━━ DATASET ROWS ━━

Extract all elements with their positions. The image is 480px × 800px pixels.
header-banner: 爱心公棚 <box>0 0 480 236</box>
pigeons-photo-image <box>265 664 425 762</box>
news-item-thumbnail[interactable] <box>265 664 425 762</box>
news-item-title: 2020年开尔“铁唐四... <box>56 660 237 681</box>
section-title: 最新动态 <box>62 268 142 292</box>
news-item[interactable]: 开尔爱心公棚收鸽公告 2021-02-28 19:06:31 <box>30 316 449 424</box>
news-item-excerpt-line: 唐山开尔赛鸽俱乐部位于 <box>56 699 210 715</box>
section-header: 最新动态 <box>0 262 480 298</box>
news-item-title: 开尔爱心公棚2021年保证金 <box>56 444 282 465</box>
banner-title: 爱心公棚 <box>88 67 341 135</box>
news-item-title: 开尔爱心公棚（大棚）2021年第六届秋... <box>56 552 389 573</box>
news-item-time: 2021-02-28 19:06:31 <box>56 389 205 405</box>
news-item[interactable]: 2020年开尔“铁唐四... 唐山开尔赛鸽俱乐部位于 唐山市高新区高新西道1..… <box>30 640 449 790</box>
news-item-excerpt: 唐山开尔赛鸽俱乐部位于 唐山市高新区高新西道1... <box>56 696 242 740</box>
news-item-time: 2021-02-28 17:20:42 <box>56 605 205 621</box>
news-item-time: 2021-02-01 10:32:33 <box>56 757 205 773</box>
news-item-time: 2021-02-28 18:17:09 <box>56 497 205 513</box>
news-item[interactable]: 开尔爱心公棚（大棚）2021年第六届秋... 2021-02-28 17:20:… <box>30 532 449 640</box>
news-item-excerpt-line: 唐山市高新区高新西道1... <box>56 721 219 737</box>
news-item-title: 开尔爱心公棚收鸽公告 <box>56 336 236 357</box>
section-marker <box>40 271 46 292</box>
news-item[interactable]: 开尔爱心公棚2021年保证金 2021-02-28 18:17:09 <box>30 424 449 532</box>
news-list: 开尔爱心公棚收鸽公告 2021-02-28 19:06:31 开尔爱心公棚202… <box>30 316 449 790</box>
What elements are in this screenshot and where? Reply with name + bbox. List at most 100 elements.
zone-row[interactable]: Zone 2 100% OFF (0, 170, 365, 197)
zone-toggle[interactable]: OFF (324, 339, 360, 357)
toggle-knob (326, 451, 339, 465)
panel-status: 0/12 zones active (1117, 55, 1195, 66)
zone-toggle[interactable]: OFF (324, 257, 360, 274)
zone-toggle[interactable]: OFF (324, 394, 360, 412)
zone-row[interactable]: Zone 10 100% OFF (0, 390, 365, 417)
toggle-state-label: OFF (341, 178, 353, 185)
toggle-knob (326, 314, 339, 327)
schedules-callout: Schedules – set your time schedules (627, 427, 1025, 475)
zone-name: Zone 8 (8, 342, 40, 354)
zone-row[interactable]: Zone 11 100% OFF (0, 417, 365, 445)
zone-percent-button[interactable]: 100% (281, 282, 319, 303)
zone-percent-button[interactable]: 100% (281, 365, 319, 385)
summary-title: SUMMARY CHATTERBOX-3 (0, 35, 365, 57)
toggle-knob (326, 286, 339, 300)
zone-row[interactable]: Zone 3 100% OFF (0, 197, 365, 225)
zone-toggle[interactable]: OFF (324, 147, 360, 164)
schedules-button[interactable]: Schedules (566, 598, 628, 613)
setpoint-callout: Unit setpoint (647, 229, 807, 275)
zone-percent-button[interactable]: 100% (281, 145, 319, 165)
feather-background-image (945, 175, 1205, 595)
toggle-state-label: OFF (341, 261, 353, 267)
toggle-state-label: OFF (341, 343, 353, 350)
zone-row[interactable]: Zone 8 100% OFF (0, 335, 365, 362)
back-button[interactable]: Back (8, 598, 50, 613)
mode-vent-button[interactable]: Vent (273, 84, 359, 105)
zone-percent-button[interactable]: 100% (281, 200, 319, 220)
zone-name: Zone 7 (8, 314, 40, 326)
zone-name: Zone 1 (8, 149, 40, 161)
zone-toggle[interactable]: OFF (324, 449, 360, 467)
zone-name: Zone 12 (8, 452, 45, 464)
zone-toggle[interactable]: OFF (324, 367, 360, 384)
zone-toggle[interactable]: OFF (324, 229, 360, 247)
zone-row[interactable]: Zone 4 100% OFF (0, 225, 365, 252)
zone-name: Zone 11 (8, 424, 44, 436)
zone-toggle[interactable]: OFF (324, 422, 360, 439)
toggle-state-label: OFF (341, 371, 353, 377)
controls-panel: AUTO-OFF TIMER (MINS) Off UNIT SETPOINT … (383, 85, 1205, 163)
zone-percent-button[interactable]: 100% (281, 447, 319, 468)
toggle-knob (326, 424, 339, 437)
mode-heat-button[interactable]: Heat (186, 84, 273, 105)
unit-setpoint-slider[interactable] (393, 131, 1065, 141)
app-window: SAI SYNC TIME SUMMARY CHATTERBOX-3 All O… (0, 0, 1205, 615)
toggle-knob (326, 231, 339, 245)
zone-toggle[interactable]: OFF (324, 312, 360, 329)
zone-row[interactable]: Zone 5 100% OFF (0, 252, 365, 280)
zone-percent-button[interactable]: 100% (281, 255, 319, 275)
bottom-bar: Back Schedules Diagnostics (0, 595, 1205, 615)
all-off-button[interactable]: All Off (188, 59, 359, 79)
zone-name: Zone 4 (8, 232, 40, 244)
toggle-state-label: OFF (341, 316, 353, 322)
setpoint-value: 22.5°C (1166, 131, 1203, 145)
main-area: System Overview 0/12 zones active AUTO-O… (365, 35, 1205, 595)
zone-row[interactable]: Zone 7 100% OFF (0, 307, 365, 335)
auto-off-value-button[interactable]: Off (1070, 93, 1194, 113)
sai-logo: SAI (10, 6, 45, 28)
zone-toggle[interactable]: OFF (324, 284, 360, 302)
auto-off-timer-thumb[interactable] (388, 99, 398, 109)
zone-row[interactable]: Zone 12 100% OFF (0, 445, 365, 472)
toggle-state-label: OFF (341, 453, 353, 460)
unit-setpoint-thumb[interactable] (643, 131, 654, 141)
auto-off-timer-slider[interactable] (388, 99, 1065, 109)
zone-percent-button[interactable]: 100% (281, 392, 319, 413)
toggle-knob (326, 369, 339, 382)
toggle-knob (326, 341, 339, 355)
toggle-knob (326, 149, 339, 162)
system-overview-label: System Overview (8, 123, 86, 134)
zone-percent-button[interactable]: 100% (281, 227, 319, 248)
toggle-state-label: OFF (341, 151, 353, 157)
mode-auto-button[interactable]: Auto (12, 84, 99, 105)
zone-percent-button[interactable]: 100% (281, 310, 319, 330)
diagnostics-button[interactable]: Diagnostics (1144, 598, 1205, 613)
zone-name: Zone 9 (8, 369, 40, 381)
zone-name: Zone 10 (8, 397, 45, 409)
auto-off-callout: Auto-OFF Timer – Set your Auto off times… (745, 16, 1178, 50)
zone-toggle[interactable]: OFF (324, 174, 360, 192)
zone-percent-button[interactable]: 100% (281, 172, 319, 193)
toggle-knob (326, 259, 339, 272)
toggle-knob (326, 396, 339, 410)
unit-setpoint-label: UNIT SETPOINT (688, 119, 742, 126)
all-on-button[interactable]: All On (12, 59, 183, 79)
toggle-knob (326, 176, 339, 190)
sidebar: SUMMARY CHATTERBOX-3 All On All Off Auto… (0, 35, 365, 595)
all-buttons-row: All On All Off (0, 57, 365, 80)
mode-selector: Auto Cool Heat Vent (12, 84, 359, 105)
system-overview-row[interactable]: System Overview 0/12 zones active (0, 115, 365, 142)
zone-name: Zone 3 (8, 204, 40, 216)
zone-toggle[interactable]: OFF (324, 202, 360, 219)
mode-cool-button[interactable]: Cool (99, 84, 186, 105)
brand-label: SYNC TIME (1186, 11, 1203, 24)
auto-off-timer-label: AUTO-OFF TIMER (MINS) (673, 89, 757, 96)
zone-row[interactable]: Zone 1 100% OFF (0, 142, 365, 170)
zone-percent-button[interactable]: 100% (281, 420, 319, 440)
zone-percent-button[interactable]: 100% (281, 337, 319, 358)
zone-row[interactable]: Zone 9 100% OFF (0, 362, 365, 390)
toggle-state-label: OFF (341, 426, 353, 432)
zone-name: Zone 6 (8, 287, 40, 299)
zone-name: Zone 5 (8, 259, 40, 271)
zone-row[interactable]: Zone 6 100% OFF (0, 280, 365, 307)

━━━

● **TASK INSTRUCTIONS**: Render the records above as a JSON list of strings, one string per line and no entries for blank lines, starting at the first line and ending at the line that contains "640 449 790</box>".

● **RIGHT ANSWER**:
[
  "Extract all elements with their positions. The image is 480px × 800px pixels.",
  "header-banner: 爱心公棚 <box>0 0 480 236</box>",
  "pigeons-photo-image <box>265 664 425 762</box>",
  "news-item-thumbnail[interactable] <box>265 664 425 762</box>",
  "news-item-title: 2020年开尔“铁唐四... <box>56 660 237 681</box>",
  "section-title: 最新动态 <box>62 268 142 292</box>",
  "news-item[interactable]: 开尔爱心公棚收鸽公告 2021-02-28 19:06:31 <box>30 316 449 424</box>",
  "news-item-excerpt-line: 唐山开尔赛鸽俱乐部位于 <box>56 699 210 715</box>",
  "section-header: 最新动态 <box>0 262 480 298</box>",
  "news-item-title: 开尔爱心公棚2021年保证金 <box>56 444 282 465</box>",
  "banner-title: 爱心公棚 <box>88 67 341 135</box>",
  "news-item-title: 开尔爱心公棚（大棚）2021年第六届秋... <box>56 552 389 573</box>",
  "news-item-time: 2021-02-28 19:06:31 <box>56 389 205 405</box>",
  "news-item[interactable]: 2020年开尔“铁唐四... 唐山开尔赛鸽俱乐部位于 唐山市高新区高新西道1..… <box>30 640 449 790</box>"
]